:: INPUT MATERIAL
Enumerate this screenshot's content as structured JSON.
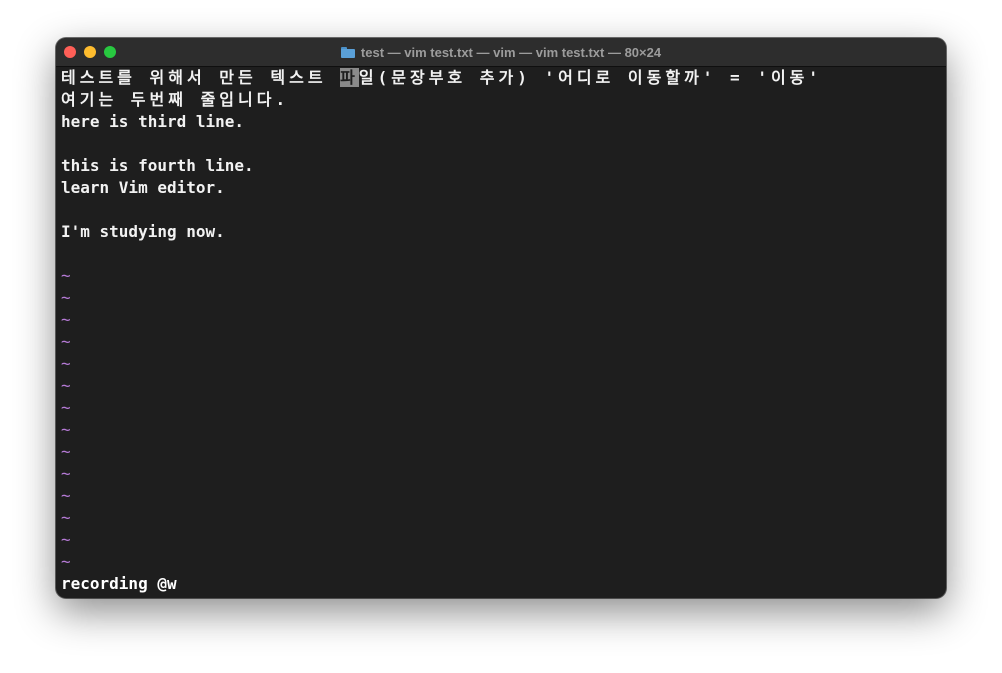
{
  "window": {
    "title": "test — vim test.txt — vim — vim test.txt — 80×24"
  },
  "buffer": {
    "line1_before": "테스트를 위해서 만든 텍스트 ",
    "line1_cursor": "파",
    "line1_after": "일(문장부호 추가) '어디로 이동할까' = '이동'",
    "line2": "여기는 두번째 줄입니다.",
    "line3": "here is third line.",
    "line4": "",
    "line5": "this is fourth line.",
    "line6": "learn Vim editor.",
    "line7": "",
    "line8": "I'm studying now.",
    "line9": "",
    "tilde": "~"
  },
  "statusline": {
    "text": "recording @w"
  },
  "colors": {
    "terminal_bg": "#1e1e1e",
    "text": "#f2f2f2",
    "tilde": "#b77bd8",
    "cursor": "#8a8a8a",
    "titlebar": "#2d2d2d"
  }
}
::::
* GIVEN INSTRUCTION *
Return the material word for word. Pictures are not part of the copy.

* COMPLETED TASK *
Enumerate this screenshot's content as structured JSON.
{
  "window": {
    "title": "test — vim test.txt — vim — vim test.txt — 80×24"
  },
  "buffer": {
    "line1_before": "테스트를 위해서 만든 텍스트 ",
    "line1_cursor": "파",
    "line1_after": "일(문장부호 추가) '어디로 이동할까' = '이동'",
    "line2": "여기는 두번째 줄입니다.",
    "line3": "here is third line.",
    "line4": "",
    "line5": "this is fourth line.",
    "line6": "learn Vim editor.",
    "line7": "",
    "line8": "I'm studying now.",
    "line9": "",
    "tilde": "~"
  },
  "statusline": {
    "text": "recording @w"
  },
  "colors": {
    "terminal_bg": "#1e1e1e",
    "text": "#f2f2f2",
    "tilde": "#b77bd8",
    "cursor": "#8a8a8a",
    "titlebar": "#2d2d2d"
  }
}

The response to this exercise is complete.